Exercise objective>
Please output the records below in full, exactly as given, but without the images.
=-=-=-=-=
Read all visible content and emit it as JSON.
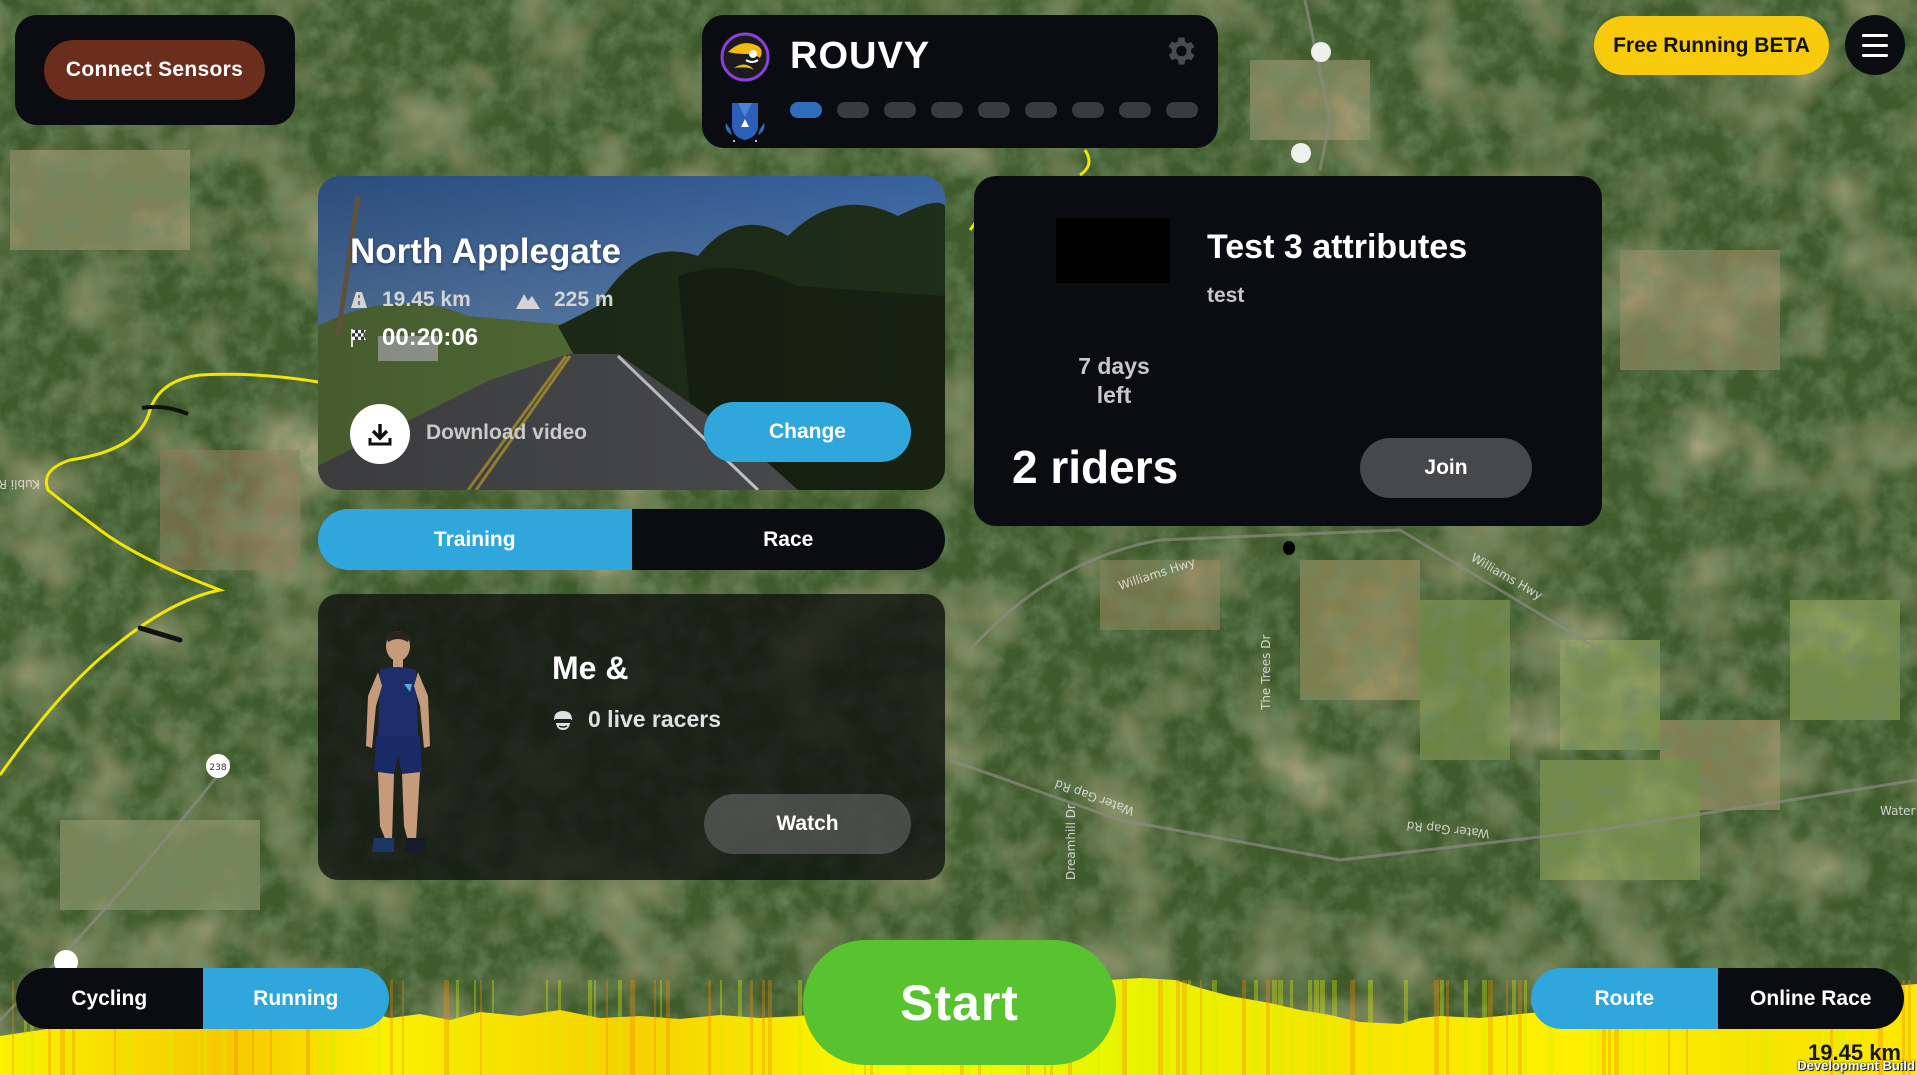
{
  "app": {
    "title": "ROUVY",
    "progress": {
      "total_steps": 9,
      "current_step": 1
    }
  },
  "colors": {
    "accent_blue": "#2fa6dc",
    "start_green": "#59c32f",
    "beta_yellow": "#f7ca0b",
    "sensors_brown": "#6b2d1c",
    "panel_dark": "#0b0c11",
    "route_yellow": "#f5e600"
  },
  "header": {
    "connect_sensors_label": "Connect Sensors",
    "beta_label": "Free Running BETA",
    "icons": {
      "logo": "rouvy-bird-logo",
      "settings": "gear-icon",
      "badge": "shield-badge-icon",
      "menu": "hamburger-menu-icon"
    }
  },
  "route": {
    "name": "North Applegate",
    "distance": "19.45 km",
    "elevation": "225 m",
    "duration": "00:20:06",
    "download_label": "Download video",
    "change_label": "Change",
    "icons": {
      "distance": "road-icon",
      "elevation": "mountain-icon",
      "time": "checkered-flag-icon",
      "download": "download-icon"
    }
  },
  "mode_tabs": [
    {
      "label": "Training",
      "active": true
    },
    {
      "label": "Race",
      "active": false
    }
  ],
  "me_card": {
    "title": "Me &",
    "live_racers": "0 live racers",
    "watch_label": "Watch",
    "icons": {
      "racers": "helmet-rider-icon"
    }
  },
  "challenge": {
    "title": "Test 3 attributes",
    "subtitle": "test",
    "days_left_line1": "7 days",
    "days_left_line2": "left",
    "riders": "2 riders",
    "join_label": "Join"
  },
  "sport_tabs": [
    {
      "label": "Cycling",
      "active": false
    },
    {
      "label": "Running",
      "active": true
    }
  ],
  "type_tabs": [
    {
      "label": "Route",
      "active": true
    },
    {
      "label": "Online Race",
      "active": false
    }
  ],
  "start_label": "Start",
  "profile": {
    "total_distance": "19.45 km",
    "build_label": "Development Build"
  },
  "map_labels": [
    "Williams Hwy",
    "Williams Hwy",
    "The Trees Dr",
    "Water Gap Rd",
    "Water Gap Rd",
    "Dreamhill Dr",
    "Water",
    "Kubli Rd",
    "238"
  ]
}
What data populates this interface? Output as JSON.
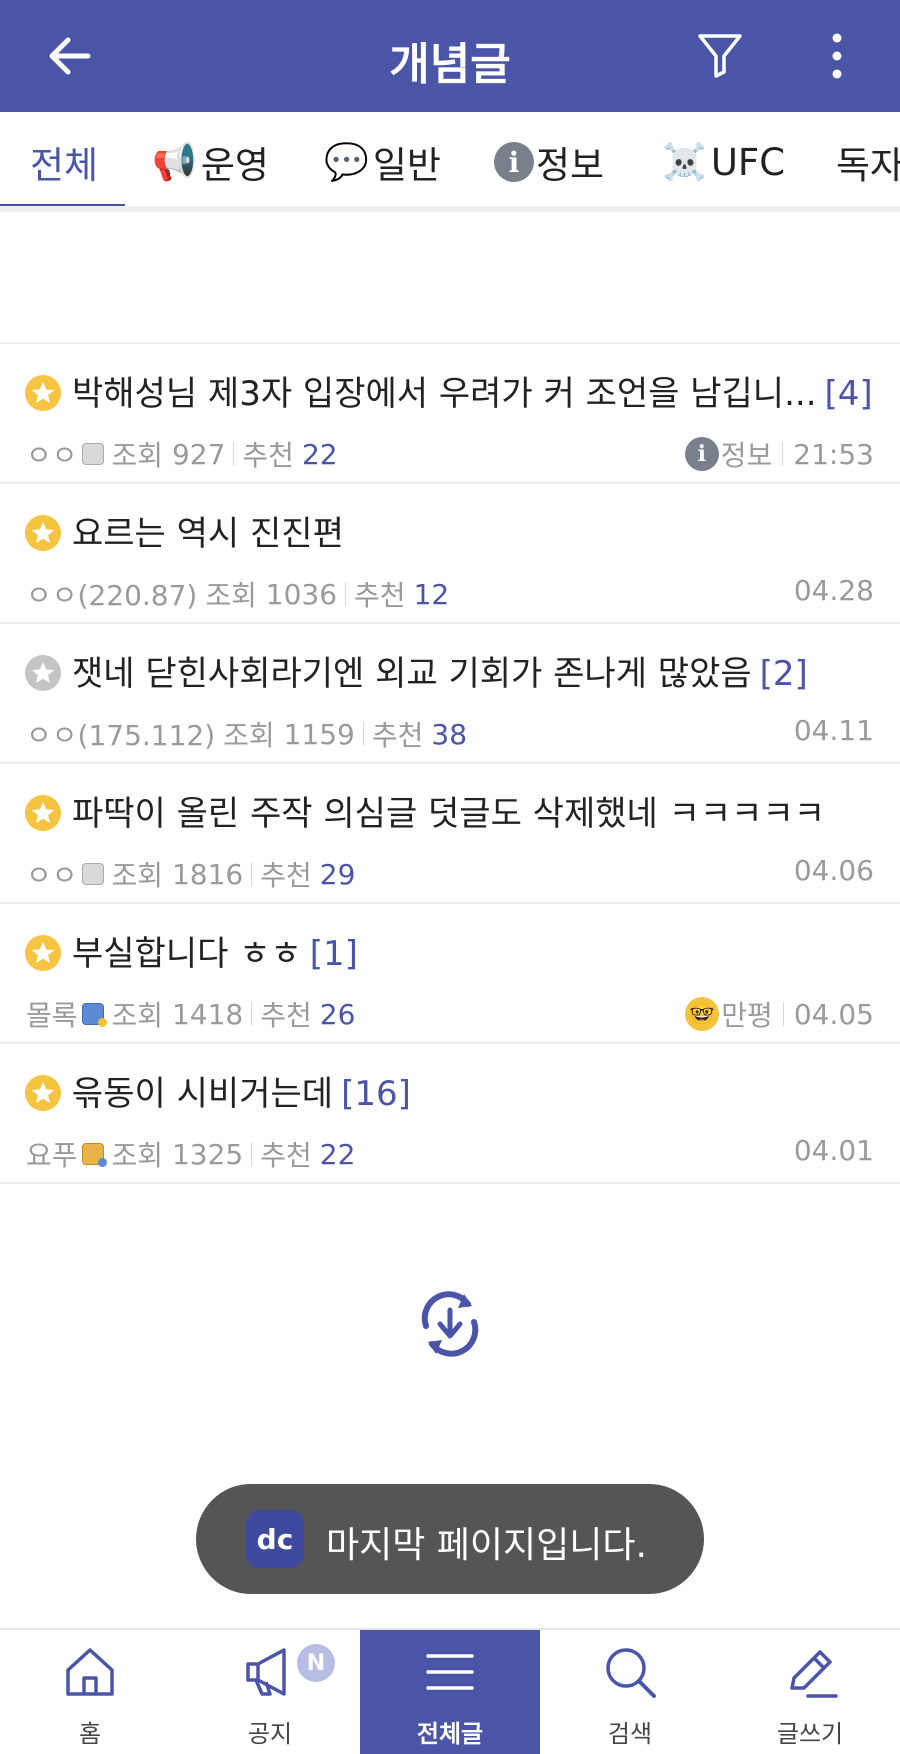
{
  "header": {
    "title": "개념글"
  },
  "tabs": [
    {
      "label": "전체",
      "icon": "",
      "active": true
    },
    {
      "label": "운영",
      "icon": "megaphone-emoji",
      "glyph": "📢"
    },
    {
      "label": "일반",
      "icon": "speech-balloon-emoji",
      "glyph": "💬"
    },
    {
      "label": "정보",
      "icon": "info-icon",
      "glyph": "i"
    },
    {
      "label": "UFC",
      "icon": "skull-crossbones-emoji",
      "glyph": "☠️"
    },
    {
      "label": "독자",
      "icon": ""
    }
  ],
  "posts": [
    {
      "title": "박해성님 제3자 입장에서 우려가 커 조언을 남깁니...",
      "comments": "[4]",
      "author": "ㅇㅇ",
      "level": "gray",
      "views_label": "조회",
      "views": "927",
      "rec_label": "추천",
      "rec": "22",
      "head": "정보",
      "head_icon": "info-icon",
      "time": "21:53",
      "star": "gold"
    },
    {
      "title": "요르는 역시 진진편",
      "comments": "",
      "author": "ㅇㅇ(220.87)",
      "level": "",
      "views_label": "조회",
      "views": "1036",
      "rec_label": "추천",
      "rec": "12",
      "head": "",
      "time": "04.28",
      "star": "gold"
    },
    {
      "title": "잿네 닫힌사회라기엔 외교 기회가 존나게 많았음",
      "comments": "[2]",
      "author": "ㅇㅇ(175.112)",
      "level": "",
      "views_label": "조회",
      "views": "1159",
      "rec_label": "추천",
      "rec": "38",
      "head": "",
      "time": "04.11",
      "star": "gray"
    },
    {
      "title": "파딱이 올린 주작 의심글 덧글도 삭제했네 ㅋㅋㅋㅋㅋ",
      "comments": "",
      "author": "ㅇㅇ",
      "level": "gray",
      "views_label": "조회",
      "views": "1816",
      "rec_label": "추천",
      "rec": "29",
      "head": "",
      "time": "04.06",
      "star": "gold"
    },
    {
      "title": "부실합니다 ㅎㅎ",
      "comments": "[1]",
      "author": "몰록",
      "level": "blue",
      "views_label": "조회",
      "views": "1418",
      "rec_label": "추천",
      "rec": "26",
      "head": "만평",
      "head_icon": "nerd-face-emoji",
      "time": "04.05",
      "star": "gold"
    },
    {
      "title": "윾동이 시비거는데",
      "comments": "[16]",
      "author": "요푸",
      "level": "gold",
      "views_label": "조회",
      "views": "1325",
      "rec_label": "추천",
      "rec": "22",
      "head": "",
      "time": "04.01",
      "star": "gold"
    }
  ],
  "toast": {
    "logo": "dc",
    "message": "마지막 페이지입니다."
  },
  "bottom_nav": [
    {
      "label": "홈",
      "icon": "home-icon"
    },
    {
      "label": "공지",
      "icon": "megaphone-icon",
      "badge": "N"
    },
    {
      "label": "전체글",
      "icon": "menu-icon",
      "active": true
    },
    {
      "label": "검색",
      "icon": "search-icon"
    },
    {
      "label": "글쓰기",
      "icon": "pen-icon"
    }
  ],
  "colors": {
    "brand": "#4a55a8",
    "star_gold": "#f5c542",
    "star_gray": "#c4c4c4",
    "meta_gray": "#9a9a9a"
  }
}
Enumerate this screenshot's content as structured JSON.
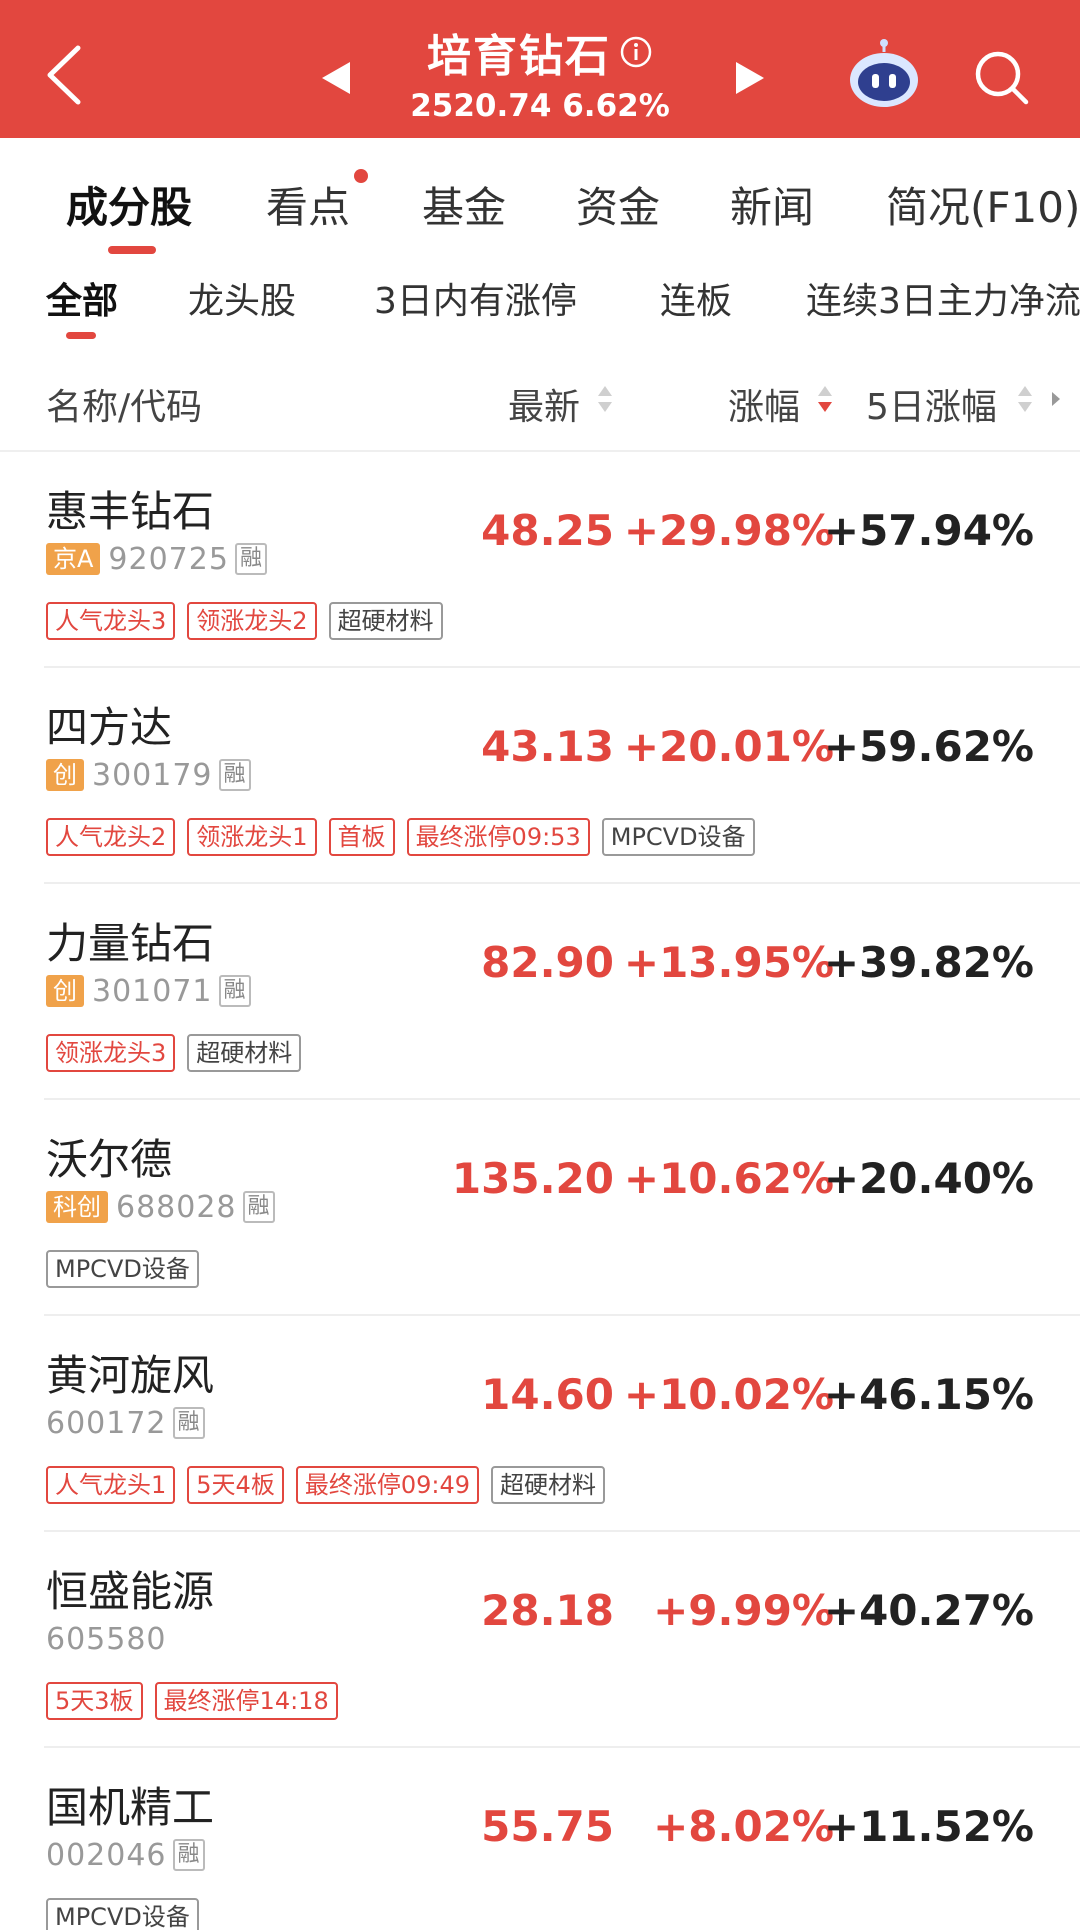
=-=-=-=-=
Exercise result>
Read all visible content and emit it as JSON.
{
  "app": {
    "title": "ROUVY",
    "progress": {
      "total_steps": 9,
      "current_step": 1
    }
  },
  "colors": {
    "accent_blue": "#2fa6dc",
    "start_green": "#59c32f",
    "beta_yellow": "#f7ca0b",
    "sensors_brown": "#6b2d1c",
    "panel_dark": "#0b0c11",
    "route_yellow": "#f5e600"
  },
  "header": {
    "connect_sensors_label": "Connect Sensors",
    "beta_label": "Free Running BETA",
    "icons": {
      "logo": "rouvy-bird-logo",
      "settings": "gear-icon",
      "badge": "shield-badge-icon",
      "menu": "hamburger-menu-icon"
    }
  },
  "route": {
    "name": "North Applegate",
    "distance": "19.45 km",
    "elevation": "225 m",
    "duration": "00:20:06",
    "download_label": "Download video",
    "change_label": "Change",
    "icons": {
      "distance": "road-icon",
      "elevation": "mountain-icon",
      "time": "checkered-flag-icon",
      "download": "download-icon"
    }
  },
  "mode_tabs": [
    {
      "label": "Training",
      "active": true
    },
    {
      "label": "Race",
      "active": false
    }
  ],
  "me_card": {
    "title": "Me &",
    "live_racers": "0 live racers",
    "watch_label": "Watch",
    "icons": {
      "racers": "helmet-rider-icon"
    }
  },
  "challenge": {
    "title": "Test 3 attributes",
    "subtitle": "test",
    "days_left_line1": "7 days",
    "days_left_line2": "left",
    "riders": "2 riders",
    "join_label": "Join"
  },
  "sport_tabs": [
    {
      "label": "Cycling",
      "active": false
    },
    {
      "label": "Running",
      "active": true
    }
  ],
  "type_tabs": [
    {
      "label": "Route",
      "active": true
    },
    {
      "label": "Online Race",
      "active": false
    }
  ],
  "start_label": "Start",
  "profile": {
    "total_distance": "19.45 km",
    "build_label": "Development Build"
  },
  "map_labels": [
    "Williams Hwy",
    "Williams Hwy",
    "The Trees Dr",
    "Water Gap Rd",
    "Water Gap Rd",
    "Dreamhill Dr",
    "Water",
    "Kubli Rd",
    "238"
  ]
}
What data populates this interface? Output as JSON.
{
  "header": {
    "title": "개념글"
  },
  "tabs": [
    {
      "label": "전체",
      "icon": "",
      "active": true
    },
    {
      "label": "운영",
      "icon": "megaphone-emoji",
      "glyph": "📢"
    },
    {
      "label": "일반",
      "icon": "speech-balloon-emoji",
      "glyph": "💬"
    },
    {
      "label": "정보",
      "icon": "info-icon",
      "glyph": "i"
    },
    {
      "label": "UFC",
      "icon": "skull-crossbones-emoji",
      "glyph": "☠️"
    },
    {
      "label": "독자",
      "icon": ""
    }
  ],
  "posts": [
    {
      "title": "박해성님 제3자 입장에서 우려가 커 조언을 남깁니...",
      "comments": "[4]",
      "author": "ㅇㅇ",
      "level": "gray",
      "views_label": "조회",
      "views": "927",
      "rec_label": "추천",
      "rec": "22",
      "head": "정보",
      "head_icon": "info-icon",
      "time": "21:53",
      "star": "gold"
    },
    {
      "title": "요르는 역시 진진편",
      "comments": "",
      "author": "ㅇㅇ(220.87)",
      "level": "",
      "views_label": "조회",
      "views": "1036",
      "rec_label": "추천",
      "rec": "12",
      "head": "",
      "time": "04.28",
      "star": "gold"
    },
    {
      "title": "잿네 닫힌사회라기엔 외교 기회가 존나게 많았음",
      "comments": "[2]",
      "author": "ㅇㅇ(175.112)",
      "level": "",
      "views_label": "조회",
      "views": "1159",
      "rec_label": "추천",
      "rec": "38",
      "head": "",
      "time": "04.11",
      "star": "gray"
    },
    {
      "title": "파딱이 올린 주작 의심글 덧글도 삭제했네 ㅋㅋㅋㅋㅋ",
      "comments": "",
      "author": "ㅇㅇ",
      "level": "gray",
      "views_label": "조회",
      "views": "1816",
      "rec_label": "추천",
      "rec": "29",
      "head": "",
      "time": "04.06",
      "star": "gold"
    },
    {
      "title": "부실합니다 ㅎㅎ",
      "comments": "[1]",
      "author": "몰록",
      "level": "blue",
      "views_label": "조회",
      "views": "1418",
      "rec_label": "추천",
      "rec": "26",
      "head": "만평",
      "head_icon": "nerd-face-emoji",
      "time": "04.05",
      "star": "gold"
    },
    {
      "title": "윾동이 시비거는데",
      "comments": "[16]",
      "author": "요푸",
      "level": "gold",
      "views_label": "조회",
      "views": "1325",
      "rec_label": "추천",
      "rec": "22",
      "head": "",
      "time": "04.01",
      "star": "gold"
    }
  ],
  "toast": {
    "logo": "dc",
    "message": "마지막 페이지입니다."
  },
  "bottom_nav": [
    {
      "label": "홈",
      "icon": "home-icon"
    },
    {
      "label": "공지",
      "icon": "megaphone-icon",
      "badge": "N"
    },
    {
      "label": "전체글",
      "icon": "menu-icon",
      "active": true
    },
    {
      "label": "검색",
      "icon": "search-icon"
    },
    {
      "label": "글쓰기",
      "icon": "pen-icon"
    }
  ],
  "colors": {
    "brand": "#4a55a8",
    "star_gold": "#f5c542",
    "star_gray": "#c4c4c4",
    "meta_gray": "#9a9a9a"
  }
}
Enumerate this screenshot's content as structured JSON.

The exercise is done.